* What to do
Repeat the data below exactly, dropping any pictures it holds.

* Input records
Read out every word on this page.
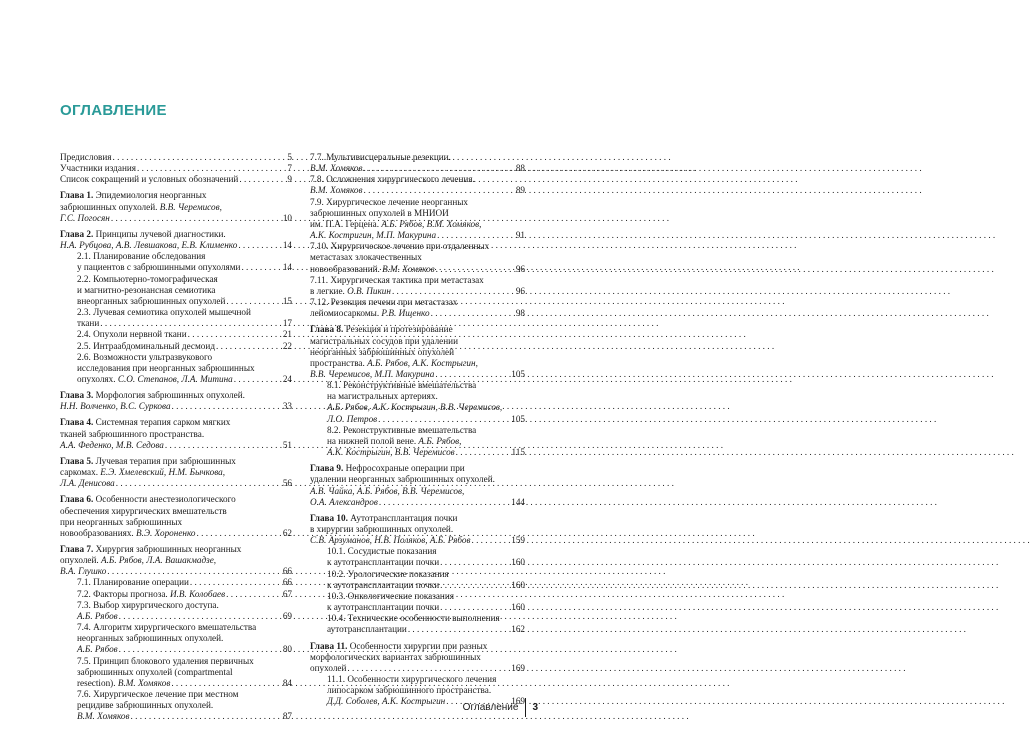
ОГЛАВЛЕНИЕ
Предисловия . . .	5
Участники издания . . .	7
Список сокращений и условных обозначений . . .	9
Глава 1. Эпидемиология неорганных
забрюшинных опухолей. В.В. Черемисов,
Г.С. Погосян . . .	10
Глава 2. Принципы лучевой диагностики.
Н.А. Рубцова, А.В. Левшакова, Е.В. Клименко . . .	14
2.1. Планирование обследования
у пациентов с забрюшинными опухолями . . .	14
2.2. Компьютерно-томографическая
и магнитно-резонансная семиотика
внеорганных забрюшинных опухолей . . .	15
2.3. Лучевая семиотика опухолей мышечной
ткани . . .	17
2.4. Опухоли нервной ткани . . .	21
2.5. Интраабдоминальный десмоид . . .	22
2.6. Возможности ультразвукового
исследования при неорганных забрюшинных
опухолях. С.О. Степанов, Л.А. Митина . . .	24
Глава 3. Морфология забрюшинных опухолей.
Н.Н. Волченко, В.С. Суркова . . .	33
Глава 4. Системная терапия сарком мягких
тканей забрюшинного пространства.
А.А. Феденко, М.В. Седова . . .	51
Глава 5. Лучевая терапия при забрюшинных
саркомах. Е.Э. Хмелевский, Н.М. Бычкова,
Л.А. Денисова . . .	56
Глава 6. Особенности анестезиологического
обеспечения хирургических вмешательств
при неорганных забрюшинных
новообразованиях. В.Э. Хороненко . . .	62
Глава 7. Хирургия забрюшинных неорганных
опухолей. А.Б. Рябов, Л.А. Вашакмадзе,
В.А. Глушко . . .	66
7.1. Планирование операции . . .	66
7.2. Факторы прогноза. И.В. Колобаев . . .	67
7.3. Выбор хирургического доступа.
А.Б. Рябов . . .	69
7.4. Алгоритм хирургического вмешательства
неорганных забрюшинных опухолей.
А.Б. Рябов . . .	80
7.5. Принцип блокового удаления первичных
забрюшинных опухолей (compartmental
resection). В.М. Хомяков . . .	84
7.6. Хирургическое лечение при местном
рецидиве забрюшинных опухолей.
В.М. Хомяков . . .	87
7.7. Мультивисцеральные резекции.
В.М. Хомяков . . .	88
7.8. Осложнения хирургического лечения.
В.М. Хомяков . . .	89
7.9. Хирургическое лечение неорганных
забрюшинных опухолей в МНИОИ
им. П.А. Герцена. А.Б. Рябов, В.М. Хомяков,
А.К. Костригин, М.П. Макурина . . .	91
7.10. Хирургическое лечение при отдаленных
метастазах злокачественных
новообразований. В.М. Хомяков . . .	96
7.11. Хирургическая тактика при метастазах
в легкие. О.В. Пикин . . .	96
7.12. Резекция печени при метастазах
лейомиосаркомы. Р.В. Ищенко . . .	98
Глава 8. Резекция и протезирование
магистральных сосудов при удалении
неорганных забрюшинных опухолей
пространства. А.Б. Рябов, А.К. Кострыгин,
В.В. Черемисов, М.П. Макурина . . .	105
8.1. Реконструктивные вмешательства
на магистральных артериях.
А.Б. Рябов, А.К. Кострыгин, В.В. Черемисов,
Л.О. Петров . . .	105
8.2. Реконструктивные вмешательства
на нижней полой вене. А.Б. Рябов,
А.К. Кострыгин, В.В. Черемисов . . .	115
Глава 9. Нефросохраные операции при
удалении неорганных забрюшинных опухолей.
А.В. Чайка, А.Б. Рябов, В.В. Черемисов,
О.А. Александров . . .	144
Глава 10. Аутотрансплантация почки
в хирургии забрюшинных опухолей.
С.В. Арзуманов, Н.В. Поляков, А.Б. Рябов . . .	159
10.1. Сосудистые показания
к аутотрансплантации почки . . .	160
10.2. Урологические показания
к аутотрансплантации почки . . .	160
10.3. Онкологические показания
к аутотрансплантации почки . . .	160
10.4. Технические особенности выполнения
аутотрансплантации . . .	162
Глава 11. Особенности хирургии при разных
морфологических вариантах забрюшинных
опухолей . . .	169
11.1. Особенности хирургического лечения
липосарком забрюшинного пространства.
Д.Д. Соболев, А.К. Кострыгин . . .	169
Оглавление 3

* In response
Read out every word on this page.
ОГЛАВЛЕНИЕ
Предисловия . . .	5
Участники издания . . .	7
Список сокращений и условных обозначений . . .	9
Глава 1. Эпидемиология неорганных
забрюшинных опухолей. В.В. Черемисов,
Г.С. Погосян . . .	10
Глава 2. Принципы лучевой диагностики.
Н.А. Рубцова, А.В. Левшакова, Е.В. Клименко . . .	14
2.1. Планирование обследования
у пациентов с забрюшинными опухолями . . .	14
2.2. Компьютерно-томографическая
и магнитно-резонансная семиотика
внеорганных забрюшинных опухолей . . .	15
2.3. Лучевая семиотика опухолей мышечной
ткани . . .	17
2.4. Опухоли нервной ткани . . .	21
2.5. Интраабдоминальный десмоид . . .	22
2.6. Возможности ультразвукового
исследования при неорганных забрюшинных
опухолях. С.О. Степанов, Л.А. Митина . . .	24
Глава 3. Морфология забрюшинных опухолей.
Н.Н. Волченко, В.С. Суркова . . .	33
Глава 4. Системная терапия сарком мягких
тканей забрюшинного пространства.
А.А. Феденко, М.В. Седова . . .	51
Глава 5. Лучевая терапия при забрюшинных
саркомах. Е.Э. Хмелевский, Н.М. Бычкова,
Л.А. Денисова . . .	56
Глава 6. Особенности анестезиологического
обеспечения хирургических вмешательств
при неорганных забрюшинных
новообразованиях. В.Э. Хороненко . . .	62
Глава 7. Хирургия забрюшинных неорганных
опухолей. А.Б. Рябов, Л.А. Вашакмадзе,
В.А. Глушко . . .	66
7.1. Планирование операции . . .	66
7.2. Факторы прогноза. И.В. Колобаев . . .	67
7.3. Выбор хирургического доступа.
А.Б. Рябов . . .	69
7.4. Алгоритм хирургического вмешательства
неорганных забрюшинных опухолей.
А.Б. Рябов . . .	80
7.5. Принцип блокового удаления первичных
забрюшинных опухолей (compartmental
resection). В.М. Хомяков . . .	84
7.6. Хирургическое лечение при местном
рецидиве забрюшинных опухолей.
В.М. Хомяков . . .	87
7.7. Мультивисцеральные резекции.
В.М. Хомяков . . .	88
7.8. Осложнения хирургического лечения.
В.М. Хомяков . . .	89
7.9. Хирургическое лечение неорганных
забрюшинных опухолей в МНИОИ
им. П.А. Герцена. А.Б. Рябов, В.М. Хомяков,
А.К. Костригин, М.П. Макурина . . .	91
7.10. Хирургическое лечение при отдаленных
метастазах злокачественных
новообразований. В.М. Хомяков . . .	96
7.11. Хирургическая тактика при метастазах
в легкие. О.В. Пикин . . .	96
7.12. Резекция печени при метастазах
лейомиосаркомы. Р.В. Ищенко . . .	98
Глава 8. Резекция и протезирование
магистральных сосудов при удалении
неорганных забрюшинных опухолей
пространства. А.Б. Рябов, А.К. Кострыгин,
В.В. Черемисов, М.П. Макурина . . .	105
8.1. Реконструктивные вмешательства
на магистральных артериях.
А.Б. Рябов, А.К. Кострыгин, В.В. Черемисов,
Л.О. Петров . . .	105
8.2. Реконструктивные вмешательства
на нижней полой вене. А.Б. Рябов,
А.К. Кострыгин, В.В. Черемисов . . .	115
Глава 9. Нефросохраные операции при
удалении неорганных забрюшинных опухолей.
А.В. Чайка, А.Б. Рябов, В.В. Черемисов,
О.А. Александров . . .	144
Глава 10. Аутотрансплантация почки
в хирургии забрюшинных опухолей.
С.В. Арзуманов, Н.В. Поляков, А.Б. Рябов . . .	159
10.1. Сосудистые показания
к аутотрансплантации почки . . .	160
10.2. Урологические показания
к аутотрансплантации почки . . .	160
10.3. Онкологические показания
к аутотрансплантации почки . . .	160
10.4. Технические особенности выполнения
аутотрансплантации . . .	162
Глава 11. Особенности хирургии при разных
морфологических вариантах забрюшинных
опухолей . . .	169
11.1. Особенности хирургического лечения
липосарком забрюшинного пространства.
Д.Д. Соболев, А.К. Кострыгин . . .	169
Оглавление 3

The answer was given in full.